Written instruction - Your task is to output the listing word for word, with pictures excluded.

Records for this task -
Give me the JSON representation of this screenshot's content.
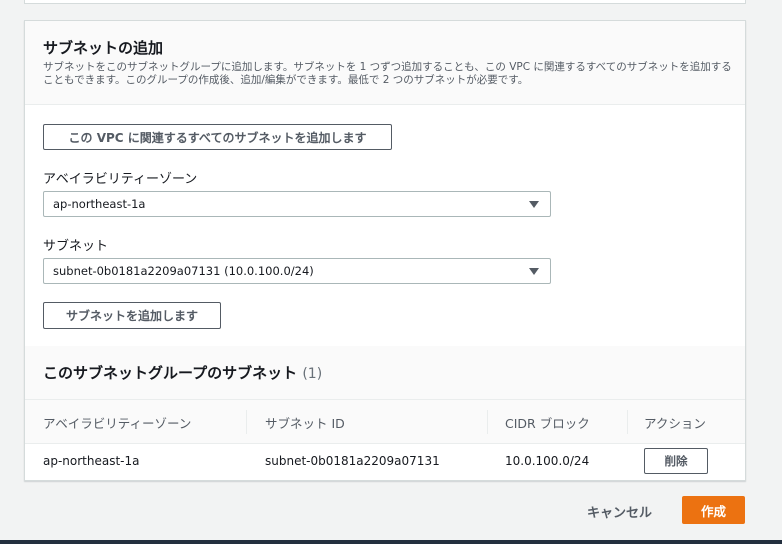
{
  "add_subnets": {
    "title": "サブネットの追加",
    "description": "サブネットをこのサブネットグループに追加します。サブネットを 1 つずつ追加することも、この VPC に関連するすべてのサブネットを追加することもできます。このグループの作成後、追加/編集ができます。最低で 2 つのサブネットが必要です。",
    "add_all_button": "この VPC に関連するすべてのサブネットを追加します",
    "az_label": "アベイラビリティーゾーン",
    "az_value": "ap-northeast-1a",
    "subnet_label": "サブネット",
    "subnet_value": "subnet-0b0181a2209a07131 (10.0.100.0/24)",
    "add_subnet_button": "サブネットを追加します"
  },
  "group_subnets": {
    "title": "このサブネットグループのサブネット",
    "count": "(1)",
    "columns": [
      "アベイラビリティーゾーン",
      "サブネット ID",
      "CIDR ブロック",
      "アクション"
    ],
    "rows": [
      {
        "az": "ap-northeast-1a",
        "subnet_id": "subnet-0b0181a2209a07131",
        "cidr": "10.0.100.0/24",
        "action": "削除"
      }
    ]
  },
  "footer": {
    "cancel": "キャンセル",
    "create": "作成"
  },
  "colors": {
    "primary_button": "#ec7211",
    "text": "#16191f",
    "secondary_text": "#545b64"
  }
}
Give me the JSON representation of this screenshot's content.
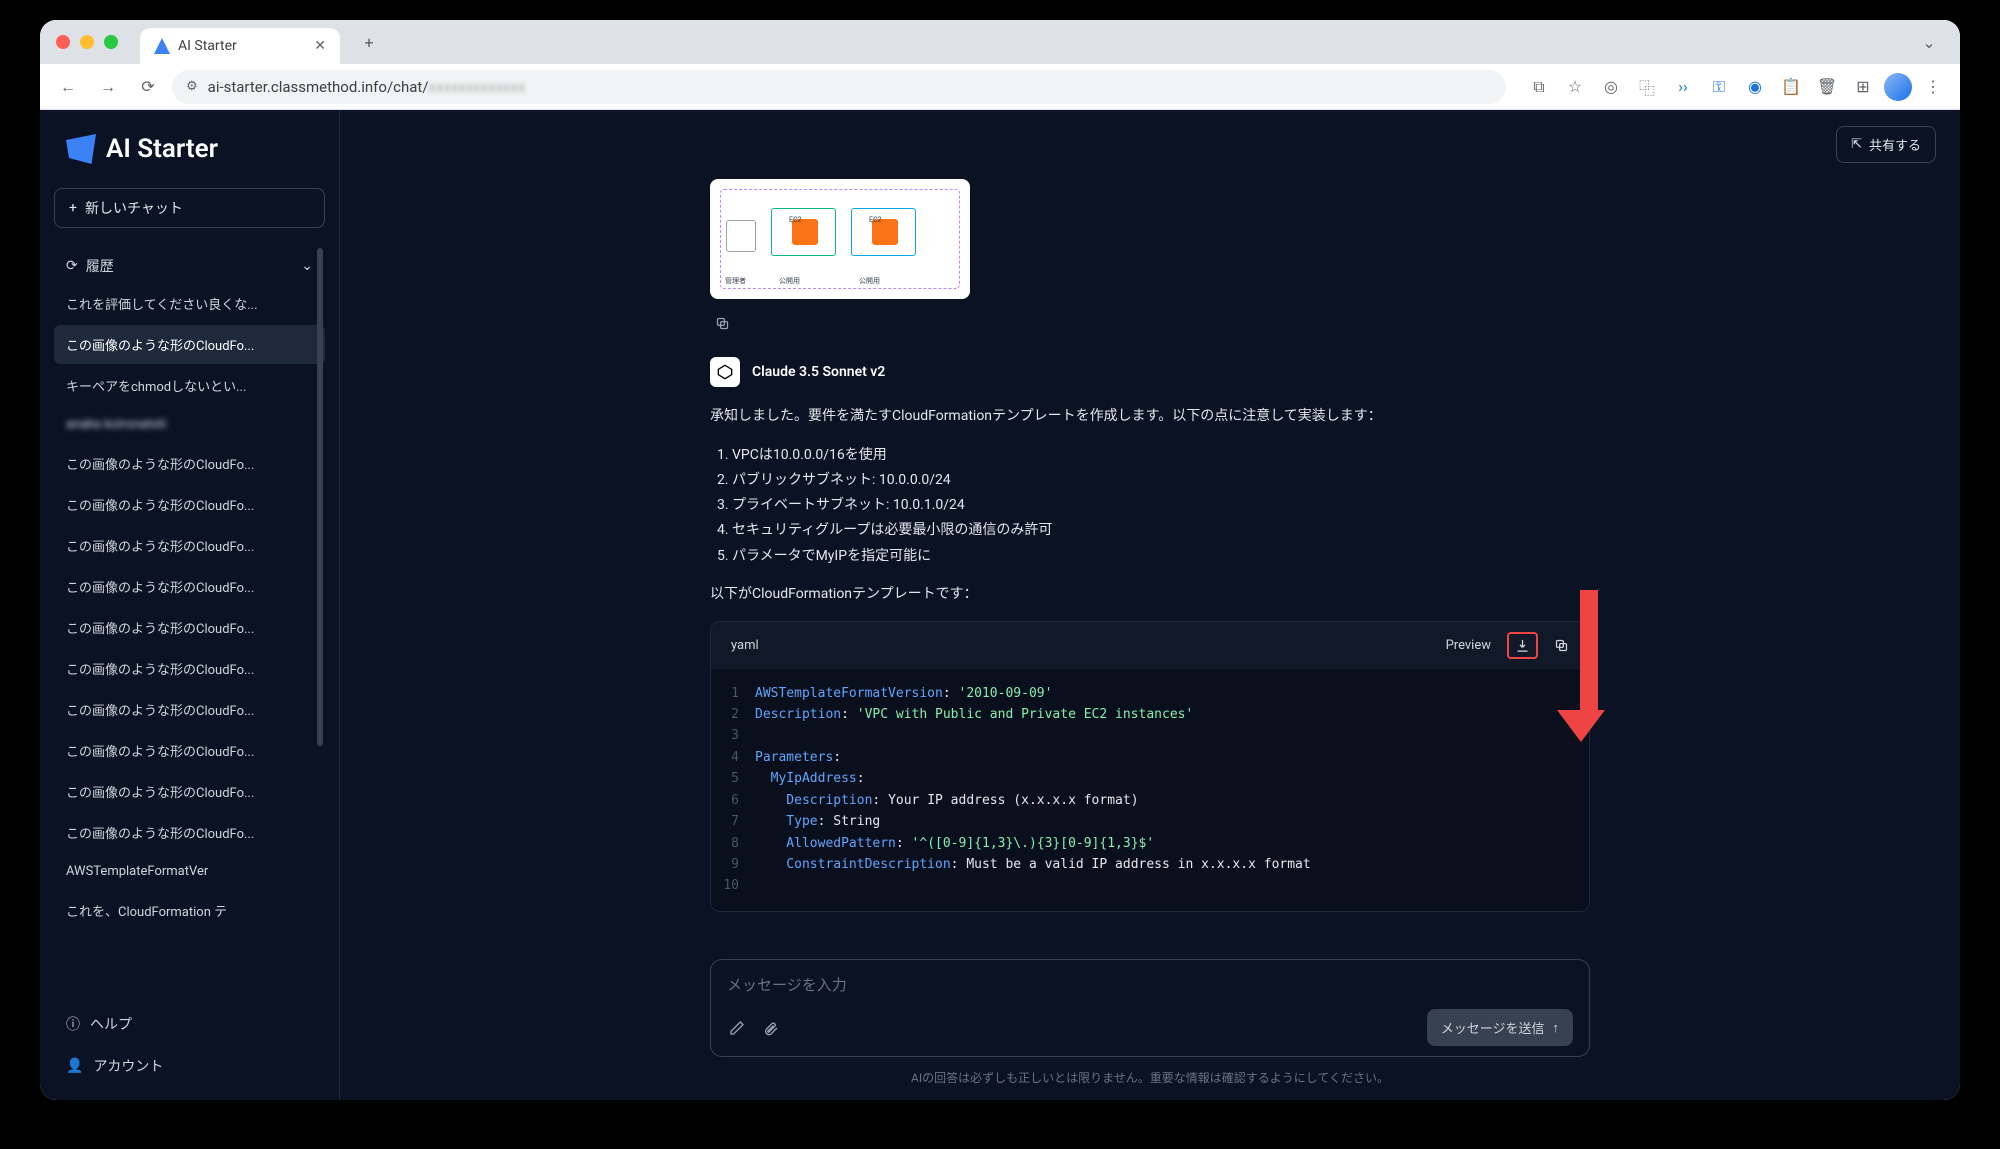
{
  "browser": {
    "tab_title": "AI Starter",
    "url_host": "ai-starter.classmethod.info/chat/",
    "url_path_blurred": "xxxxxxxxxxxxx"
  },
  "sidebar": {
    "logo_text": "AI Starter",
    "new_chat": "新しいチャット",
    "history_label": "履歴",
    "history_items": [
      {
        "label": "これを評価してください良くな...",
        "active": false,
        "blurred": false
      },
      {
        "label": "この画像のような形のCloudFo...",
        "active": true,
        "blurred": false
      },
      {
        "label": "キーペアをchmodしないとい...",
        "active": false,
        "blurred": false
      },
      {
        "label": "anaka koironatoti",
        "active": false,
        "blurred": true
      },
      {
        "label": "この画像のような形のCloudFo...",
        "active": false,
        "blurred": false
      },
      {
        "label": "この画像のような形のCloudFo...",
        "active": false,
        "blurred": false
      },
      {
        "label": "この画像のような形のCloudFo...",
        "active": false,
        "blurred": false
      },
      {
        "label": "この画像のような形のCloudFo...",
        "active": false,
        "blurred": false
      },
      {
        "label": "この画像のような形のCloudFo...",
        "active": false,
        "blurred": false
      },
      {
        "label": "この画像のような形のCloudFo...",
        "active": false,
        "blurred": false
      },
      {
        "label": "この画像のような形のCloudFo...",
        "active": false,
        "blurred": false
      },
      {
        "label": "この画像のような形のCloudFo...",
        "active": false,
        "blurred": false
      },
      {
        "label": "この画像のような形のCloudFo...",
        "active": false,
        "blurred": false
      },
      {
        "label": "この画像のような形のCloudFo...",
        "active": false,
        "blurred": false
      },
      {
        "label": "AWSTemplateFormatVer",
        "active": false,
        "blurred": false
      },
      {
        "label": "これを、CloudFormation テ",
        "active": false,
        "blurred": false
      }
    ],
    "help": "ヘルプ",
    "account": "アカウント"
  },
  "header": {
    "share": "共有する"
  },
  "chat": {
    "model_name": "Claude 3.5 Sonnet v2",
    "intro": "承知しました。要件を満たすCloudFormationテンプレートを作成します。以下の点に注意して実装します：",
    "points": [
      "VPCは10.0.0.0/16を使用",
      "パブリックサブネット: 10.0.0.0/24",
      "プライベートサブネット: 10.0.1.0/24",
      "セキュリティグループは必要最小限の通信のみ許可",
      "パラメータでMyIPを指定可能に"
    ],
    "outro": "以下がCloudFormationテンプレートです：",
    "code": {
      "lang": "yaml",
      "preview": "Preview",
      "lines": [
        {
          "n": 1,
          "k": "AWSTemplateFormatVersion",
          "c": ": ",
          "v": "'2010-09-09'"
        },
        {
          "n": 2,
          "k": "Description",
          "c": ": ",
          "v": "'VPC with Public and Private EC2 instances'"
        },
        {
          "n": 3,
          "k": "",
          "c": "",
          "v": ""
        },
        {
          "n": 4,
          "k": "Parameters",
          "c": ":",
          "v": ""
        },
        {
          "n": 5,
          "k": "  MyIpAddress",
          "c": ":",
          "v": ""
        },
        {
          "n": 6,
          "k": "    Description",
          "c": ": ",
          "v2": "Your IP address (x.x.x.x format)"
        },
        {
          "n": 7,
          "k": "    Type",
          "c": ": ",
          "v2": "String"
        },
        {
          "n": 8,
          "k": "    AllowedPattern",
          "c": ": ",
          "v": "'^([0-9]{1,3}\\.){3}[0-9]{1,3}$'"
        },
        {
          "n": 9,
          "k": "    ConstraintDescription",
          "c": ": ",
          "v2": "Must be a valid IP address in x.x.x.x format"
        },
        {
          "n": 10,
          "k": "",
          "c": "",
          "v": ""
        }
      ]
    }
  },
  "input": {
    "placeholder": "メッセージを入力",
    "send": "メッセージを送信"
  },
  "disclaimer": "AIの回答は必ずしも正しいとは限りません。重要な情報は確認するようにしてください。"
}
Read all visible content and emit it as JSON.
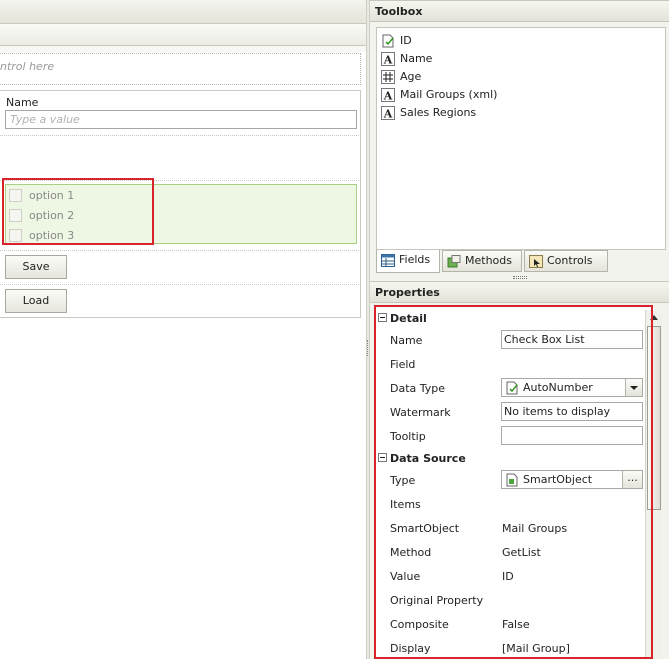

Task solution -
Give me the JSON representation of this screenshot's content.
{
  "add_subnets": {
    "title": "サブネットの追加",
    "description": "サブネットをこのサブネットグループに追加します。サブネットを 1 つずつ追加することも、この VPC に関連するすべてのサブネットを追加することもできます。このグループの作成後、追加/編集ができます。最低で 2 つのサブネットが必要です。",
    "add_all_button": "この VPC に関連するすべてのサブネットを追加します",
    "az_label": "アベイラビリティーゾーン",
    "az_value": "ap-northeast-1a",
    "subnet_label": "サブネット",
    "subnet_value": "subnet-0b0181a2209a07131 (10.0.100.0/24)",
    "add_subnet_button": "サブネットを追加します"
  },
  "group_subnets": {
    "title": "このサブネットグループのサブネット",
    "count": "(1)",
    "columns": [
      "アベイラビリティーゾーン",
      "サブネット ID",
      "CIDR ブロック",
      "アクション"
    ],
    "rows": [
      {
        "az": "ap-northeast-1a",
        "subnet_id": "subnet-0b0181a2209a07131",
        "cidr": "10.0.100.0/24",
        "action": "削除"
      }
    ]
  },
  "footer": {
    "cancel": "キャンセル",
    "create": "作成"
  },
  "colors": {
    "primary_button": "#ec7211",
    "text": "#16191f",
    "secondary_text": "#545b64"
  }
}
Give me the JSON representation of this screenshot's content.
{
  "browser": {
    "tab_title": "AI Starter",
    "url_host": "ai-starter.classmethod.info/chat/",
    "url_path_blurred": "xxxxxxxxxxxxx"
  },
  "sidebar": {
    "logo_text": "AI Starter",
    "new_chat": "新しいチャット",
    "history_label": "履歴",
    "history_items": [
      {
        "label": "これを評価してください良くな...",
        "active": false,
        "blurred": false
      },
      {
        "label": "この画像のような形のCloudFo...",
        "active": true,
        "blurred": false
      },
      {
        "label": "キーペアをchmodしないとい...",
        "active": false,
        "blurred": false
      },
      {
        "label": "anaka koironatoti",
        "active": false,
        "blurred": true
      },
      {
        "label": "この画像のような形のCloudFo...",
        "active": false,
        "blurred": false
      },
      {
        "label": "この画像のような形のCloudFo...",
        "active": false,
        "blurred": false
      },
      {
        "label": "この画像のような形のCloudFo...",
        "active": false,
        "blurred": false
      },
      {
        "label": "この画像のような形のCloudFo...",
        "active": false,
        "blurred": false
      },
      {
        "label": "この画像のような形のCloudFo...",
        "active": false,
        "blurred": false
      },
      {
        "label": "この画像のような形のCloudFo...",
        "active": false,
        "blurred": false
      },
      {
        "label": "この画像のような形のCloudFo...",
        "active": false,
        "blurred": false
      },
      {
        "label": "この画像のような形のCloudFo...",
        "active": false,
        "blurred": false
      },
      {
        "label": "この画像のような形のCloudFo...",
        "active": false,
        "blurred": false
      },
      {
        "label": "この画像のような形のCloudFo...",
        "active": false,
        "blurred": false
      },
      {
        "label": "AWSTemplateFormatVer",
        "active": false,
        "blurred": false
      },
      {
        "label": "これを、CloudFormation テ",
        "active": false,
        "blurred": false
      }
    ],
    "help": "ヘルプ",
    "account": "アカウント"
  },
  "header": {
    "share": "共有する"
  },
  "chat": {
    "model_name": "Claude 3.5 Sonnet v2",
    "intro": "承知しました。要件を満たすCloudFormationテンプレートを作成します。以下の点に注意して実装します：",
    "points": [
      "VPCは10.0.0.0/16を使用",
      "パブリックサブネット: 10.0.0.0/24",
      "プライベートサブネット: 10.0.1.0/24",
      "セキュリティグループは必要最小限の通信のみ許可",
      "パラメータでMyIPを指定可能に"
    ],
    "outro": "以下がCloudFormationテンプレートです：",
    "code": {
      "lang": "yaml",
      "preview": "Preview",
      "lines": [
        {
          "n": 1,
          "k": "AWSTemplateFormatVersion",
          "c": ": ",
          "v": "'2010-09-09'"
        },
        {
          "n": 2,
          "k": "Description",
          "c": ": ",
          "v": "'VPC with Public and Private EC2 instances'"
        },
        {
          "n": 3,
          "k": "",
          "c": "",
          "v": ""
        },
        {
          "n": 4,
          "k": "Parameters",
          "c": ":",
          "v": ""
        },
        {
          "n": 5,
          "k": "  MyIpAddress",
          "c": ":",
          "v": ""
        },
        {
          "n": 6,
          "k": "    Description",
          "c": ": ",
          "v2": "Your IP address (x.x.x.x format)"
        },
        {
          "n": 7,
          "k": "    Type",
          "c": ": ",
          "v2": "String"
        },
        {
          "n": 8,
          "k": "    AllowedPattern",
          "c": ": ",
          "v": "'^([0-9]{1,3}\\.){3}[0-9]{1,3}$'"
        },
        {
          "n": 9,
          "k": "    ConstraintDescription",
          "c": ": ",
          "v2": "Must be a valid IP address in x.x.x.x format"
        },
        {
          "n": 10,
          "k": "",
          "c": "",
          "v": ""
        }
      ]
    }
  },
  "input": {
    "placeholder": "メッセージを入力",
    "send": "メッセージを送信"
  },
  "disclaimer": "AIの回答は必ずしも正しいとは限りません。重要な情報は確認するようにしてください。"
}
Read all visible content and emit it as JSON.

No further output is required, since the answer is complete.